begin Exercise material

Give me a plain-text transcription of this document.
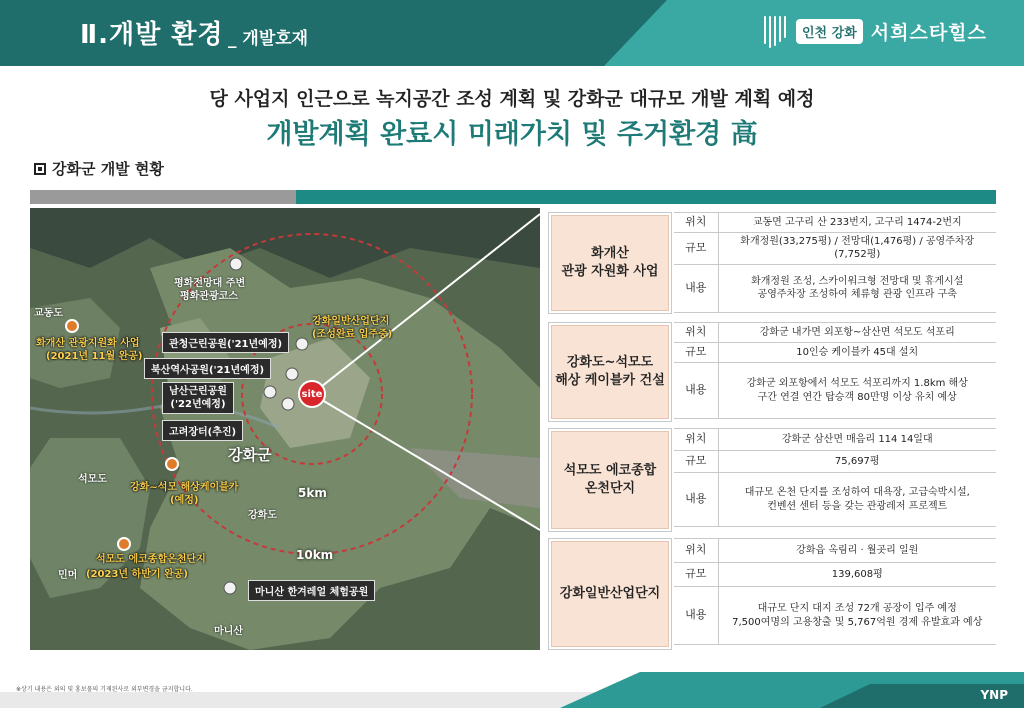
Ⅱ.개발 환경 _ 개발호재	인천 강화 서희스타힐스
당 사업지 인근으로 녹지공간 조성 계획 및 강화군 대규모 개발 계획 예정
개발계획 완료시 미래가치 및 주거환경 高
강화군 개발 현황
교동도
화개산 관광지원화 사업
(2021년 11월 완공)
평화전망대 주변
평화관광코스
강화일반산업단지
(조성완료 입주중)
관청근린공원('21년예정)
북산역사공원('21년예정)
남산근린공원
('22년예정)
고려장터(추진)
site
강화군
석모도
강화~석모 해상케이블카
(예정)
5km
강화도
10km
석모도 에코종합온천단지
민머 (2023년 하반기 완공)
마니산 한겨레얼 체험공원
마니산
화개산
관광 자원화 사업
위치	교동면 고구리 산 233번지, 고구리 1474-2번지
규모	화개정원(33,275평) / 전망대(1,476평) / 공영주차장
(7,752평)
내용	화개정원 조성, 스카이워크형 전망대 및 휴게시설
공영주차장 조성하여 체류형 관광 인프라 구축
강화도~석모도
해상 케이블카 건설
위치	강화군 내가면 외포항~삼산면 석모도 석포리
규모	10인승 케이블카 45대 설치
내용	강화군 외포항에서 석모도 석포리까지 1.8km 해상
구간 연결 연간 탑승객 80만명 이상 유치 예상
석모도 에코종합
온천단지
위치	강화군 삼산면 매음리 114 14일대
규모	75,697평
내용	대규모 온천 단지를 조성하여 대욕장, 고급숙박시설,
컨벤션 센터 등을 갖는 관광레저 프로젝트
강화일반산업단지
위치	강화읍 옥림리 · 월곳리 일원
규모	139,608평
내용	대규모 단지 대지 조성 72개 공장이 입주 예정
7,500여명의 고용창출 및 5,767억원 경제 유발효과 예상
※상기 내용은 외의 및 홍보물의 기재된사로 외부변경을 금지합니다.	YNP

end Exercise material

*Stated goal*
Copy out each line exactly, without the pictures.

*Finished answer*
Give me a plain-text transcription of this document.
Ⅱ.개발 환경 _ 개발호재	인천 강화 서희스타힐스
당 사업지 인근으로 녹지공간 조성 계획 및 강화군 대규모 개발 계획 예정
개발계획 완료시 미래가치 및 주거환경 高
강화군 개발 현황
교동도
화개산 관광지원화 사업
(2021년 11월 완공)
평화전망대 주변
평화관광코스
강화일반산업단지
(조성완료 입주중)
관청근린공원('21년예정)
북산역사공원('21년예정)
남산근린공원
('22년예정)
고려장터(추진)
site
강화군
석모도
강화~석모 해상케이블카
(예정)
5km
강화도
10km
석모도 에코종합온천단지
민머 (2023년 하반기 완공)
마니산 한겨레얼 체험공원
마니산
화개산
관광 자원화 사업
위치	교동면 고구리 산 233번지, 고구리 1474-2번지
규모	화개정원(33,275평) / 전망대(1,476평) / 공영주차장
(7,752평)
내용	화개정원 조성, 스카이워크형 전망대 및 휴게시설
공영주차장 조성하여 체류형 관광 인프라 구축
강화도~석모도
해상 케이블카 건설
위치	강화군 내가면 외포항~삼산면 석모도 석포리
규모	10인승 케이블카 45대 설치
내용	강화군 외포항에서 석모도 석포리까지 1.8km 해상
구간 연결 연간 탑승객 80만명 이상 유치 예상
석모도 에코종합
온천단지
위치	강화군 삼산면 매음리 114 14일대
규모	75,697평
내용	대규모 온천 단지를 조성하여 대욕장, 고급숙박시설,
컨벤션 센터 등을 갖는 관광레저 프로젝트
강화일반산업단지
위치	강화읍 옥림리 · 월곳리 일원
규모	139,608평
내용	대규모 단지 대지 조성 72개 공장이 입주 예정
7,500여명의 고용창출 및 5,767억원 경제 유발효과 예상
※상기 내용은 외의 및 홍보물의 기재된사로 외부변경을 금지합니다.	YNP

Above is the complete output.